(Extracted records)
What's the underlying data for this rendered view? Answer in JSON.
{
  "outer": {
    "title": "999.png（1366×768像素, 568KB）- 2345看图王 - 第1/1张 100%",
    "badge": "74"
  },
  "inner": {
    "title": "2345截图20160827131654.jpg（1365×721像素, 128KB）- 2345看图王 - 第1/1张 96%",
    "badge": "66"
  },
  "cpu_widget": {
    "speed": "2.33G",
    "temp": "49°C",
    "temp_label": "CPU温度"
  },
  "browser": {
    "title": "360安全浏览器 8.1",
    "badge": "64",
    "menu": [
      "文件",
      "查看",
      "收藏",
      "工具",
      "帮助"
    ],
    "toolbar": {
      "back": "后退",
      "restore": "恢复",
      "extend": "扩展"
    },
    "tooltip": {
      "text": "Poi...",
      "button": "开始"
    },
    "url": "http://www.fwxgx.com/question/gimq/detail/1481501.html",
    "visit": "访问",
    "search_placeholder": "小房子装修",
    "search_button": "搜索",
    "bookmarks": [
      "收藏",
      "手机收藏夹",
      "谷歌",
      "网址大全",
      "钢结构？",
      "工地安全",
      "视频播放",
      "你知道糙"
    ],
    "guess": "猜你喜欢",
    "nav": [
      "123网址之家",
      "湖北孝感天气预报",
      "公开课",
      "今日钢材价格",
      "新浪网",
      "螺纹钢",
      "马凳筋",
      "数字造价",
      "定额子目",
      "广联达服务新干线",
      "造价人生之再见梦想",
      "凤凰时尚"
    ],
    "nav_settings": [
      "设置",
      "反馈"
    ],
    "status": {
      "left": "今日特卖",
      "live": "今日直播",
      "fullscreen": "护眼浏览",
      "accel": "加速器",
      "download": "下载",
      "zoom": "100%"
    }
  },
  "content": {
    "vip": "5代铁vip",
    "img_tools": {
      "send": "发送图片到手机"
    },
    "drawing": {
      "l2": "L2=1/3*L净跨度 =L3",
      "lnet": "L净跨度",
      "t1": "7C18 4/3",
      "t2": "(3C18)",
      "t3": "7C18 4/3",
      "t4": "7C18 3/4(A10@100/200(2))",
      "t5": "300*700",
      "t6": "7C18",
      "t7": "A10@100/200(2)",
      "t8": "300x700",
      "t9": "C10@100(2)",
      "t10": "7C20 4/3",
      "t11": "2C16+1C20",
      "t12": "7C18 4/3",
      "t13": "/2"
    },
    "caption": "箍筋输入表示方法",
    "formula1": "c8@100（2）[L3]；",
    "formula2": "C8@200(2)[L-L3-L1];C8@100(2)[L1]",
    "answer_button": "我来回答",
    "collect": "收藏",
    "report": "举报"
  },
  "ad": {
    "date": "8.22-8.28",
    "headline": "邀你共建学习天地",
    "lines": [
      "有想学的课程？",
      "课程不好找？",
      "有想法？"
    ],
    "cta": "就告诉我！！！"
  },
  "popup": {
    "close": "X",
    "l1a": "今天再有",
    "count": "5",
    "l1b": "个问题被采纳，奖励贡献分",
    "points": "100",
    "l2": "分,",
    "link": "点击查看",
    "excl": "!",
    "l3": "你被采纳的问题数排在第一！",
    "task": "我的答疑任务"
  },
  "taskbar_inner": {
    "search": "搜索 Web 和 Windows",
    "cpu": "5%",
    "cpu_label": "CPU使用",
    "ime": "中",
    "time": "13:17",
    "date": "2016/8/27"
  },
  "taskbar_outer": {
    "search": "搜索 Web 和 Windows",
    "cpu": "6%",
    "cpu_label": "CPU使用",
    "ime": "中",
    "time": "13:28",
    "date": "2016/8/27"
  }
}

Task.
Reproduce the entries above in full by retyping them exactly.

Exercise output.
What's the underlying data for this rendered view? Answer in JSON.
{
  "outer": {
    "title": "999.png（1366×768像素, 568KB）- 2345看图王 - 第1/1张 100%",
    "badge": "74"
  },
  "inner": {
    "title": "2345截图20160827131654.jpg（1365×721像素, 128KB）- 2345看图王 - 第1/1张 96%",
    "badge": "66"
  },
  "cpu_widget": {
    "speed": "2.33G",
    "temp": "49°C",
    "temp_label": "CPU温度"
  },
  "browser": {
    "title": "360安全浏览器 8.1",
    "badge": "64",
    "menu": [
      "文件",
      "查看",
      "收藏",
      "工具",
      "帮助"
    ],
    "toolbar": {
      "back": "后退",
      "restore": "恢复",
      "extend": "扩展"
    },
    "tooltip": {
      "text": "Poi...",
      "button": "开始"
    },
    "url": "http://www.fwxgx.com/question/gimq/detail/1481501.html",
    "visit": "访问",
    "search_placeholder": "小房子装修",
    "search_button": "搜索",
    "bookmarks": [
      "收藏",
      "手机收藏夹",
      "谷歌",
      "网址大全",
      "钢结构？",
      "工地安全",
      "视频播放",
      "你知道糙"
    ],
    "guess": "猜你喜欢",
    "nav": [
      "123网址之家",
      "湖北孝感天气预报",
      "公开课",
      "今日钢材价格",
      "新浪网",
      "螺纹钢",
      "马凳筋",
      "数字造价",
      "定额子目",
      "广联达服务新干线",
      "造价人生之再见梦想",
      "凤凰时尚"
    ],
    "nav_settings": [
      "设置",
      "反馈"
    ],
    "status": {
      "left": "今日特卖",
      "live": "今日直播",
      "fullscreen": "护眼浏览",
      "accel": "加速器",
      "download": "下载",
      "zoom": "100%"
    }
  },
  "content": {
    "vip": "5代铁vip",
    "img_tools": {
      "send": "发送图片到手机"
    },
    "drawing": {
      "l2": "L2=1/3*L净跨度 =L3",
      "lnet": "L净跨度",
      "t1": "7C18 4/3",
      "t2": "(3C18)",
      "t3": "7C18 4/3",
      "t4": "7C18 3/4(A10@100/200(2))",
      "t5": "300*700",
      "t6": "7C18",
      "t7": "A10@100/200(2)",
      "t8": "300x700",
      "t9": "C10@100(2)",
      "t10": "7C20 4/3",
      "t11": "2C16+1C20",
      "t12": "7C18 4/3",
      "t13": "/2"
    },
    "caption": "箍筋输入表示方法",
    "formula1": "c8@100（2）[L3]；",
    "formula2": "C8@200(2)[L-L3-L1];C8@100(2)[L1]",
    "answer_button": "我来回答",
    "collect": "收藏",
    "report": "举报"
  },
  "ad": {
    "date": "8.22-8.28",
    "headline": "邀你共建学习天地",
    "lines": [
      "有想学的课程？",
      "课程不好找？",
      "有想法？"
    ],
    "cta": "就告诉我！！！"
  },
  "popup": {
    "close": "X",
    "l1a": "今天再有",
    "count": "5",
    "l1b": "个问题被采纳，奖励贡献分",
    "points": "100",
    "l2": "分,",
    "link": "点击查看",
    "excl": "!",
    "l3": "你被采纳的问题数排在第一！",
    "task": "我的答疑任务"
  },
  "taskbar_inner": {
    "search": "搜索 Web 和 Windows",
    "cpu": "5%",
    "cpu_label": "CPU使用",
    "ime": "中",
    "time": "13:17",
    "date": "2016/8/27"
  },
  "taskbar_outer": {
    "search": "搜索 Web 和 Windows",
    "cpu": "6%",
    "cpu_label": "CPU使用",
    "ime": "中",
    "time": "13:28",
    "date": "2016/8/27"
  }
}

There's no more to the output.